:: RECORDS FOR THE TASK ::
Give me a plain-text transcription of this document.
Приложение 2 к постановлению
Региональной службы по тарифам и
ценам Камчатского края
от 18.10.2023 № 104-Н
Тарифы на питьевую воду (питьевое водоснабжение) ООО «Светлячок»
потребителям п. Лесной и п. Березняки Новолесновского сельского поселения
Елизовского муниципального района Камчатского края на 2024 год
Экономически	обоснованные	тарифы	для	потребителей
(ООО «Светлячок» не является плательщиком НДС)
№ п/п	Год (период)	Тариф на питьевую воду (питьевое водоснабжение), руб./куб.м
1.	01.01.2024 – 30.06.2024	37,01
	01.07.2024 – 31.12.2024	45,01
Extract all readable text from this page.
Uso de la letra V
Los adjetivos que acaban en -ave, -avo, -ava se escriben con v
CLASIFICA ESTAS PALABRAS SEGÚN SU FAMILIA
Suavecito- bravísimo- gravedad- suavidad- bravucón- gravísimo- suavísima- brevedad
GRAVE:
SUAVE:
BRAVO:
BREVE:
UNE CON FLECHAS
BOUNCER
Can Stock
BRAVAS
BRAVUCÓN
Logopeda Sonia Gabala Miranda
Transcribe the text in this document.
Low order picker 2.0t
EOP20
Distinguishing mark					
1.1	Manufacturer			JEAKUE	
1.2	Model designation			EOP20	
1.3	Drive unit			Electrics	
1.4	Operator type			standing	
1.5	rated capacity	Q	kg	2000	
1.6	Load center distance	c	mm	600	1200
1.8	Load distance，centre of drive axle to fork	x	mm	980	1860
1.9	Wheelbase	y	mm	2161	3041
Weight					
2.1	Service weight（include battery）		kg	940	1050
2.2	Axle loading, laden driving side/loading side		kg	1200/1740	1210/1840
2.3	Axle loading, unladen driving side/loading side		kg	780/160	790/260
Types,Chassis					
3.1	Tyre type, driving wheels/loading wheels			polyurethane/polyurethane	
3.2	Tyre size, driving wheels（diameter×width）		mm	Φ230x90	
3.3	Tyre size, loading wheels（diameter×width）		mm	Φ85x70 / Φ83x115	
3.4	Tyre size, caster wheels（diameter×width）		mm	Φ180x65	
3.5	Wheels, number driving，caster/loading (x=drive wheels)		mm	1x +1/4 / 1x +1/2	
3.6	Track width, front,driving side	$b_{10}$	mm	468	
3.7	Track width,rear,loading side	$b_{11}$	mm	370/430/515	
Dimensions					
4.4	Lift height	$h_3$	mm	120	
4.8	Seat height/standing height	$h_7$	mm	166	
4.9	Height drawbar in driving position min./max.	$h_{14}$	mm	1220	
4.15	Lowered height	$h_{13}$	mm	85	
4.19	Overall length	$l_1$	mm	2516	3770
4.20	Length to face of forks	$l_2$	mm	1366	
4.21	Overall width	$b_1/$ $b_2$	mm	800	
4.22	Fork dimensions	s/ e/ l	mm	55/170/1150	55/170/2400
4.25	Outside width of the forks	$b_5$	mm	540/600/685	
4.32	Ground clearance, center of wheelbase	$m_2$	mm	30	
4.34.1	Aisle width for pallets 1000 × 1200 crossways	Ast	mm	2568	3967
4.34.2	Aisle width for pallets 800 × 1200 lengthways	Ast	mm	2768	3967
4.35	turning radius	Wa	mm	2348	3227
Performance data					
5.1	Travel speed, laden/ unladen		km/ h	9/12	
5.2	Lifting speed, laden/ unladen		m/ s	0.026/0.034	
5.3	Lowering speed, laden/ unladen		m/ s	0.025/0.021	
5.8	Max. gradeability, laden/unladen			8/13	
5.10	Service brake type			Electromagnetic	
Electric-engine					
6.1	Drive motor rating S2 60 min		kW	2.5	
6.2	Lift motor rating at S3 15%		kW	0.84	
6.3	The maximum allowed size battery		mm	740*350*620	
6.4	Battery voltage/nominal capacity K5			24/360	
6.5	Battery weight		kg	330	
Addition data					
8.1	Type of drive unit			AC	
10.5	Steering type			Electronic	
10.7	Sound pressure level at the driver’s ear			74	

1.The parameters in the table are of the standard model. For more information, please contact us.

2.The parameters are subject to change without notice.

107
:::
Write an exact transcription of every entry above.

_ANSWER TO THIS TASK:_
Give me a plain-text transcription of this document.
Приложение 2 к постановлению
Региональной службы по тарифам и
ценам Камчатского края
от 18.10.2023 № 104-Н
Тарифы на питьевую воду (питьевое водоснабжение) ООО «Светлячок»
потребителям п. Лесной и п. Березняки Новолесновского сельского поселения
Елизовского муниципального района Камчатского края на 2024 год
Экономически	обоснованные	тарифы	для	потребителей
(ООО «Светлячок» не является плательщиком НДС)
№ п/п	Год (период)	Тариф на питьевую воду (питьевое водоснабжение), руб./куб.м
1.	01.01.2024 – 30.06.2024	37,01
	01.07.2024 – 31.12.2024	45,01
Extract all readable text from this page.
Uso de la letra V
Los adjetivos que acaban en -ave, -avo, -ava se escriben con v
CLASIFICA ESTAS PALABRAS SEGÚN SU FAMILIA
Suavecito- bravísimo- gravedad- suavidad- bravucón- gravísimo- suavísima- brevedad
GRAVE:
SUAVE:
BRAVO:
BREVE:
UNE CON FLECHAS
BOUNCER
Can Stock
BRAVAS
BRAVUCÓN
Logopeda Sonia Gabala Miranda
Transcribe the text in this document.
Low order picker 2.0t
EOP20
Distinguishing mark					
1.1	Manufacturer			JEAKUE	
1.2	Model designation			EOP20	
1.3	Drive unit			Electrics	
1.4	Operator type			standing	
1.5	rated capacity	Q	kg	2000	
1.6	Load center distance	c	mm	600	1200
1.8	Load distance，centre of drive axle to fork	x	mm	980	1860
1.9	Wheelbase	y	mm	2161	3041
Weight					
2.1	Service weight（include battery）		kg	940	1050
2.2	Axle loading, laden driving side/loading side		kg	1200/1740	1210/1840
2.3	Axle loading, unladen driving side/loading side		kg	780/160	790/260
Types,Chassis					
3.1	Tyre type, driving wheels/loading wheels			polyurethane/polyurethane	
3.2	Tyre size, driving wheels（diameter×width）		mm	Φ230x90	
3.3	Tyre size, loading wheels（diameter×width）		mm	Φ85x70 / Φ83x115	
3.4	Tyre size, caster wheels（diameter×width）		mm	Φ180x65	
3.5	Wheels, number driving，caster/loading (x=drive wheels)		mm	1x +1/4 / 1x +1/2	
3.6	Track width, front,driving side	$b_{10}$	mm	468	
3.7	Track width,rear,loading side	$b_{11}$	mm	370/430/515	
Dimensions					
4.4	Lift height	$h_3$	mm	120	
4.8	Seat height/standing height	$h_7$	mm	166	
4.9	Height drawbar in driving position min./max.	$h_{14}$	mm	1220	
4.15	Lowered height	$h_{13}$	mm	85	
4.19	Overall length	$l_1$	mm	2516	3770
4.20	Length to face of forks	$l_2$	mm	1366	
4.21	Overall width	$b_1/$ $b_2$	mm	800	
4.22	Fork dimensions	s/ e/ l	mm	55/170/1150	55/170/2400
4.25	Outside width of the forks	$b_5$	mm	540/600/685	
4.32	Ground clearance, center of wheelbase	$m_2$	mm	30	
4.34.1	Aisle width for pallets 1000 × 1200 crossways	Ast	mm	2568	3967
4.34.2	Aisle width for pallets 800 × 1200 lengthways	Ast	mm	2768	3967
4.35	turning radius	Wa	mm	2348	3227
Performance data					
5.1	Travel speed, laden/ unladen		km/ h	9/12	
5.2	Lifting speed, laden/ unladen		m/ s	0.026/0.034	
5.3	Lowering speed, laden/ unladen		m/ s	0.025/0.021	
5.8	Max. gradeability, laden/unladen			8/13	
5.10	Service brake type			Electromagnetic	
Electric-engine					
6.1	Drive motor rating S2 60 min		kW	2.5	
6.2	Lift motor rating at S3 15%		kW	0.84	
6.3	The maximum allowed size battery		mm	740*350*620	
6.4	Battery voltage/nominal capacity K5			24/360	
6.5	Battery weight		kg	330	
Addition data					
8.1	Type of drive unit			AC	
10.5	Steering type			Electronic	
10.7	Sound pressure level at the driver’s ear			74	

1.The parameters in the table are of the standard model. For more information, please contact us.

2.The parameters are subject to change without notice.

107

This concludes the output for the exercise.